• Information provided
+-------+

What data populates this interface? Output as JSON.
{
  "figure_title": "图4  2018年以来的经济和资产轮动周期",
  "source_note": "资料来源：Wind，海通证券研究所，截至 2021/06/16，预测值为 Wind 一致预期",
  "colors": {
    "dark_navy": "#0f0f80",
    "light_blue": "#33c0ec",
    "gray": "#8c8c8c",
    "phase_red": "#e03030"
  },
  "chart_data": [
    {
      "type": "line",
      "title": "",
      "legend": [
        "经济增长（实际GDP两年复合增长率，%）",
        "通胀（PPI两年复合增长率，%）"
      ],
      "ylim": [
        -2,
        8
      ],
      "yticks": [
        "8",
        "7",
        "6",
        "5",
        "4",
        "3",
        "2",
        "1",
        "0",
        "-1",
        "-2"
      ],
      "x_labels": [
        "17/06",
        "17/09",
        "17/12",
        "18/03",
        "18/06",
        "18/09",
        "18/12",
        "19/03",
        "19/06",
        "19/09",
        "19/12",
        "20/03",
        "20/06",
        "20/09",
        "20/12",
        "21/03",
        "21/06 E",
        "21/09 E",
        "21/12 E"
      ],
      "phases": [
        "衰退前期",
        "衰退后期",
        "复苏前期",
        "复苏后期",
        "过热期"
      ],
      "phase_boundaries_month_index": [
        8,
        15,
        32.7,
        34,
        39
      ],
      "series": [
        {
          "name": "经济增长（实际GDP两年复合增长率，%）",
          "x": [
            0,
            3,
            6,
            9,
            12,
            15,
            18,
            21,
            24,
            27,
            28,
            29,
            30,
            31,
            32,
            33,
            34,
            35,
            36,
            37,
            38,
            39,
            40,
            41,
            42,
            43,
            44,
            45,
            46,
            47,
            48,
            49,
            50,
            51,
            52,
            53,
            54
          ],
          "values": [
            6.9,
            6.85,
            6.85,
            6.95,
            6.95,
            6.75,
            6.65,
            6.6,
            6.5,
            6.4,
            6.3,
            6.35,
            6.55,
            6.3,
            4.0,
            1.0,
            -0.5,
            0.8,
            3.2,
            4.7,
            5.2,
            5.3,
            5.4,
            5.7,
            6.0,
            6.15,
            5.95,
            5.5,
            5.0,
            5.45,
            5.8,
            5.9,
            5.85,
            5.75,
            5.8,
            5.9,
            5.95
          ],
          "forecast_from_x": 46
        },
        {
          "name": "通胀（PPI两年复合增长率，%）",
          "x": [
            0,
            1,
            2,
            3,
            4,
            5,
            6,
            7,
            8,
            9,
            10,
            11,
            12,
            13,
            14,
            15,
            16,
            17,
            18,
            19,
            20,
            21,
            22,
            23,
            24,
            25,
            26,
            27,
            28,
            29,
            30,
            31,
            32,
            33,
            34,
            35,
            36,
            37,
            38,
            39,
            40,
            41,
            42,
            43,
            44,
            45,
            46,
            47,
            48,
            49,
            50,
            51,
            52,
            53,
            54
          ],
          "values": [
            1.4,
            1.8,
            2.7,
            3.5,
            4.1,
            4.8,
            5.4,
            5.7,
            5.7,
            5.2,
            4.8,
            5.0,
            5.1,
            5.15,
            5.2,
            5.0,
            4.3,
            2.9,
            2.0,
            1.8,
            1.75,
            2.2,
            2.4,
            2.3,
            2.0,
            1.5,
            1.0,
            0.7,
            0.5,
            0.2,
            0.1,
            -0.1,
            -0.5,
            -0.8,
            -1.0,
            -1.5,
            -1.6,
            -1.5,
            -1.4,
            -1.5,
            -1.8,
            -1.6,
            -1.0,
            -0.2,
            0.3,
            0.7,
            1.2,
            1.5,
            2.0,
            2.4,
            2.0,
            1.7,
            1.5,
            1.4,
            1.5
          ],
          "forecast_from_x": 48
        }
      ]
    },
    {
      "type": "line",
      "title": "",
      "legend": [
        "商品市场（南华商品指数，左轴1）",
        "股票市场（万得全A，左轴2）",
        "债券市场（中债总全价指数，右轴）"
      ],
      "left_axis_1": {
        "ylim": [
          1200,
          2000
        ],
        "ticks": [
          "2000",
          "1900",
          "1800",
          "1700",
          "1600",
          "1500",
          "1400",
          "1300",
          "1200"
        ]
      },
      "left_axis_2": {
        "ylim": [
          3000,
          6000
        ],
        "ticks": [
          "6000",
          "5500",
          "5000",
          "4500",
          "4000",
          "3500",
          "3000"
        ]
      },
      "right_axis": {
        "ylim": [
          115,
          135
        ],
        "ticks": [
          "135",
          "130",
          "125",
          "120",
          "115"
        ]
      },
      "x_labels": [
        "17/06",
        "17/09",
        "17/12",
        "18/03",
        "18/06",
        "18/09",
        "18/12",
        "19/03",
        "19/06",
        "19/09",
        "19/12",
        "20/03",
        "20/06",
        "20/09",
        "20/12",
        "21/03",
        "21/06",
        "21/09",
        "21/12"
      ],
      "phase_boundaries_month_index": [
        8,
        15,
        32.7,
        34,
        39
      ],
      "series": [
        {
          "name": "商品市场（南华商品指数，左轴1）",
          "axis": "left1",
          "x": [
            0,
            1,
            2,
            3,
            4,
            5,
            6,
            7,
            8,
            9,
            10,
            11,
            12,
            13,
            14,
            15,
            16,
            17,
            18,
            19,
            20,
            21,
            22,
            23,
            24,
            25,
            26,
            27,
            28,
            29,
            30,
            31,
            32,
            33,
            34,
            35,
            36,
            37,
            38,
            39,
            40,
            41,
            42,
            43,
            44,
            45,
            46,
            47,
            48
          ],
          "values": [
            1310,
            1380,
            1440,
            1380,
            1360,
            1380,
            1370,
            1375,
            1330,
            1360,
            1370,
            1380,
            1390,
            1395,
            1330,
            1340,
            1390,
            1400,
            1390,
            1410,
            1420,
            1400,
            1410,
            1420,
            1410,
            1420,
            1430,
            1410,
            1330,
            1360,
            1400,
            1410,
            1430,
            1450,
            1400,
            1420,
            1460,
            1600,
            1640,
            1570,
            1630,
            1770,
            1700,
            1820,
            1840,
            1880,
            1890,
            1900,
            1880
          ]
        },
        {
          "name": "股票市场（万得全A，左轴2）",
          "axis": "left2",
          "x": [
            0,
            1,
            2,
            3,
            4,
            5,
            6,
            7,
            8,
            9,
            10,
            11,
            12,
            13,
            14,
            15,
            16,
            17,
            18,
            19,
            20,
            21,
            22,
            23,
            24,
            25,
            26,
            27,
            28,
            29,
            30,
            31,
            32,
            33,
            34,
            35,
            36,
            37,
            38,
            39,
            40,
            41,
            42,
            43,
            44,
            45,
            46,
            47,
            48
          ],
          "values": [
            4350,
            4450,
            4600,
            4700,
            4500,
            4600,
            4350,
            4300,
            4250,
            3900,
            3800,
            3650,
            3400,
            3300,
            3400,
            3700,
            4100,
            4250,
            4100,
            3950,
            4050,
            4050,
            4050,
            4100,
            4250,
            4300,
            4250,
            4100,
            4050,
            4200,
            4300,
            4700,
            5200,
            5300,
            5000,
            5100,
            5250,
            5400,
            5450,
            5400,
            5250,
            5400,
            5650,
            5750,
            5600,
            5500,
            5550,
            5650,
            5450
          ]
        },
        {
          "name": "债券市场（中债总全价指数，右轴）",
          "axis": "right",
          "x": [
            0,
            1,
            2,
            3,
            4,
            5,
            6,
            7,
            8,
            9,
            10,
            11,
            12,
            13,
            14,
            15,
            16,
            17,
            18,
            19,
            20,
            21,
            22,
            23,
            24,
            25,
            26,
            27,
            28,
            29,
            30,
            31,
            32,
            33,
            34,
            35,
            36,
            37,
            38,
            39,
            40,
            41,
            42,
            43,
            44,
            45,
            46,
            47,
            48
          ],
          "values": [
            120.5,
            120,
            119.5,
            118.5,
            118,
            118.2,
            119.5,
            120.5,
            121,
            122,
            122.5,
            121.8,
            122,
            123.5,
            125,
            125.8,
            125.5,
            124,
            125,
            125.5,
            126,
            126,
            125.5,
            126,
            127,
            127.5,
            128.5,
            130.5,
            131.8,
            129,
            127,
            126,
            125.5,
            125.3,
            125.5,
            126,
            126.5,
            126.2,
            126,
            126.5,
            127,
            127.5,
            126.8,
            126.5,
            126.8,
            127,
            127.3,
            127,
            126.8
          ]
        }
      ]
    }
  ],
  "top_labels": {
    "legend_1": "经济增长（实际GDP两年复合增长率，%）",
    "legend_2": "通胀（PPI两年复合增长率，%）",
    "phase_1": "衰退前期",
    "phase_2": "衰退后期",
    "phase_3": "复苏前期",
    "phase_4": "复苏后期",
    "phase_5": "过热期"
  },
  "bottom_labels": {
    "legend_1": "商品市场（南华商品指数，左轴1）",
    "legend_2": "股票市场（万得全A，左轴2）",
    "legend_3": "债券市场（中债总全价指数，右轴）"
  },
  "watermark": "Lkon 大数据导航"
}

+-------+

• Problem to solve
Find the count of lines in the data above where the string "万得全A" occurs. Provide that number alone.

• The result
3